Aim of the task
What lines of the data hold the string "colors"? Pull each one out.

Record set
begin

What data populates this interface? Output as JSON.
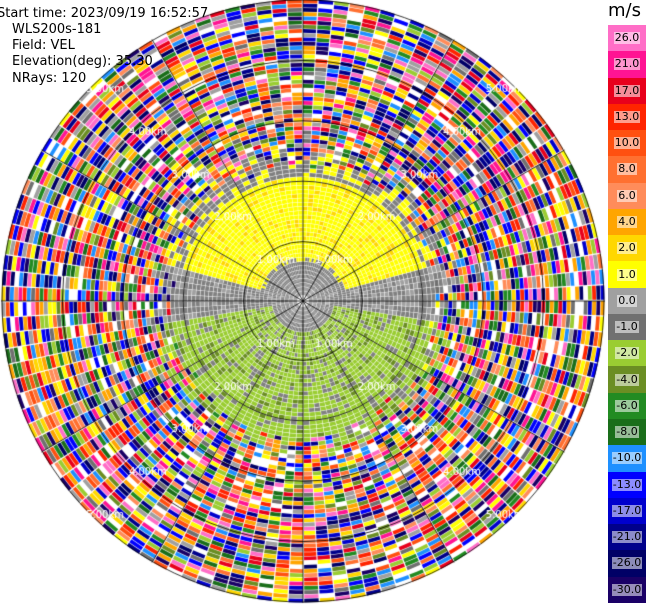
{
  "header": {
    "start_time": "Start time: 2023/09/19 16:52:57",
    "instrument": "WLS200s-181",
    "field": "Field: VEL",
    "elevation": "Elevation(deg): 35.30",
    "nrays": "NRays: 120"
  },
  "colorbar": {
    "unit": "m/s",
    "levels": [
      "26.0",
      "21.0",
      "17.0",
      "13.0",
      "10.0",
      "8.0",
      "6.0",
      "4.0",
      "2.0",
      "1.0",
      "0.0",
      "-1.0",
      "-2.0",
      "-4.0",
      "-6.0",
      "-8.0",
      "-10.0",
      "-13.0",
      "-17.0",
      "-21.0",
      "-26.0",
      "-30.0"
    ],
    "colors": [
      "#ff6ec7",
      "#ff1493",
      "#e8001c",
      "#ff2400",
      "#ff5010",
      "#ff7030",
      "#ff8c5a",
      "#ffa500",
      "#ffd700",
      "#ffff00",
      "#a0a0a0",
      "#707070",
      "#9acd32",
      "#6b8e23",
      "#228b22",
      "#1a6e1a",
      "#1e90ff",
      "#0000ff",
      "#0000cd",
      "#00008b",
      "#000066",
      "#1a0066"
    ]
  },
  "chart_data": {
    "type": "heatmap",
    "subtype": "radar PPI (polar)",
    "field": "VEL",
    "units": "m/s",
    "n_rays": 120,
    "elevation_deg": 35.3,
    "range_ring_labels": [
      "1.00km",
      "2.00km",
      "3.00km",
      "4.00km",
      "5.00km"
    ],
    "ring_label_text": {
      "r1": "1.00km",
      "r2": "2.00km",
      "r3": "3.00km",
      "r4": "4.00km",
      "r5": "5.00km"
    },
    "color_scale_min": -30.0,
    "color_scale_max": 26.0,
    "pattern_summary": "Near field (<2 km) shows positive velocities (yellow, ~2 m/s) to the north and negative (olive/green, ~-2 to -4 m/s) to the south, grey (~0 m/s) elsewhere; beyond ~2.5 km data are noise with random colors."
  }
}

end

Solution to the problem
    "colors": [
    "pattern_summary": "Near field (<2 km) shows positive velocities (yellow, ~2 m/s) to the north and negative (olive/green, ~-2 to -4 m/s) to the south, grey (~0 m/s) elsewhere; beyond ~2.5 km data are noise with random colors."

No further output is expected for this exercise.